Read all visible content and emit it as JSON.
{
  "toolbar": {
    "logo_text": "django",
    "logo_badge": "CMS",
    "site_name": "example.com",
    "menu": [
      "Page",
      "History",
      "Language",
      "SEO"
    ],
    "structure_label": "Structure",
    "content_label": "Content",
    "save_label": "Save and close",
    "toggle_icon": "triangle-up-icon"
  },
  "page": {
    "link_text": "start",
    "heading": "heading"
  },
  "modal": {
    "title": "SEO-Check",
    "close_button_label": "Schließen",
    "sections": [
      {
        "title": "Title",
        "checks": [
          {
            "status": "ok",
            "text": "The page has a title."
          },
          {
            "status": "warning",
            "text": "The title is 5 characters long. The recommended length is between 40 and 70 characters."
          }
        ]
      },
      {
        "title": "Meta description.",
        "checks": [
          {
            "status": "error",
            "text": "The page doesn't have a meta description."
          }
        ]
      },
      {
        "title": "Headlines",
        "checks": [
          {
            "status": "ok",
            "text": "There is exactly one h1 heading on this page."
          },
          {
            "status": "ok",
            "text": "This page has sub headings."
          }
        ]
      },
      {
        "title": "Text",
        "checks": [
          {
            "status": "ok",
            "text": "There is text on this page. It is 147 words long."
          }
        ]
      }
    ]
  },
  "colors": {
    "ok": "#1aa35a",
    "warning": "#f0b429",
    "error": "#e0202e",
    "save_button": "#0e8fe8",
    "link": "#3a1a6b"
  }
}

**EXERCISE TASK:** From the data, pick out every line that includes "There".

**RESULT FOR THIS TASK:**
            "text": "There is exactly one h1 heading on this page."
            "text": "There is text on this page. It is 147 words long."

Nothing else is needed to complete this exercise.